### Task to complete
Repeat all the material exactly; pictures stay out of your copy.

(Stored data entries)
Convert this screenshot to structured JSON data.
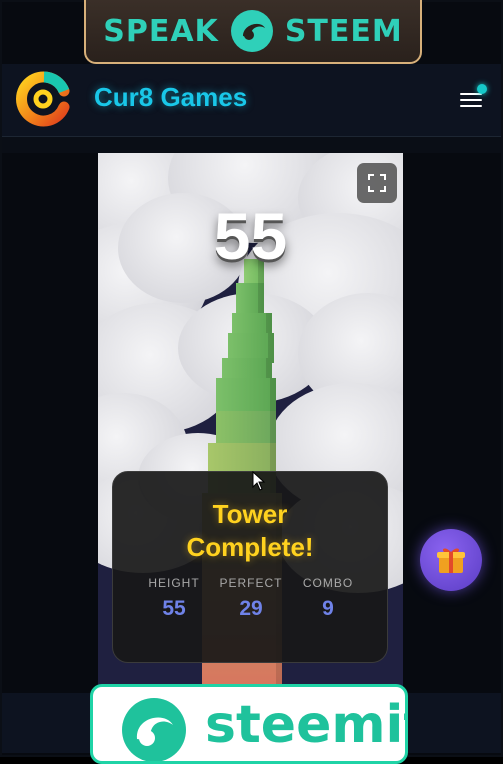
{
  "ad_top": {
    "word_left": "SPEAK",
    "word_right": "STEEM"
  },
  "header": {
    "title": "Cur8 Games",
    "menu_icon": "hamburger-icon"
  },
  "game": {
    "score": "55",
    "fullscreen_icon": "fullscreen-icon",
    "result": {
      "title_line1": "Tower",
      "title_line2": "Complete!",
      "stats": [
        {
          "label": "HEIGHT",
          "value": "55"
        },
        {
          "label": "PERFECT",
          "value": "29"
        },
        {
          "label": "COMBO",
          "value": "9"
        }
      ]
    }
  },
  "gift_button": {
    "icon": "gift-icon"
  },
  "ad_bottom": {
    "word": "steemit"
  },
  "colors": {
    "accent": "#19c7e8",
    "title_yellow": "#ffd21f",
    "stat_blue": "#6f82e8",
    "steem_green": "#1fc29c"
  }
}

### Final answer
Convert this screenshot to structured JSON data.
{
  "ad_top": {
    "word_left": "SPEAK",
    "word_right": "STEEM"
  },
  "header": {
    "title": "Cur8 Games",
    "menu_icon": "hamburger-icon"
  },
  "game": {
    "score": "55",
    "fullscreen_icon": "fullscreen-icon",
    "result": {
      "title_line1": "Tower",
      "title_line2": "Complete!",
      "stats": [
        {
          "label": "HEIGHT",
          "value": "55"
        },
        {
          "label": "PERFECT",
          "value": "29"
        },
        {
          "label": "COMBO",
          "value": "9"
        }
      ]
    }
  },
  "gift_button": {
    "icon": "gift-icon"
  },
  "ad_bottom": {
    "word": "steemit"
  },
  "colors": {
    "accent": "#19c7e8",
    "title_yellow": "#ffd21f",
    "stat_blue": "#6f82e8",
    "steem_green": "#1fc29c"
  }
}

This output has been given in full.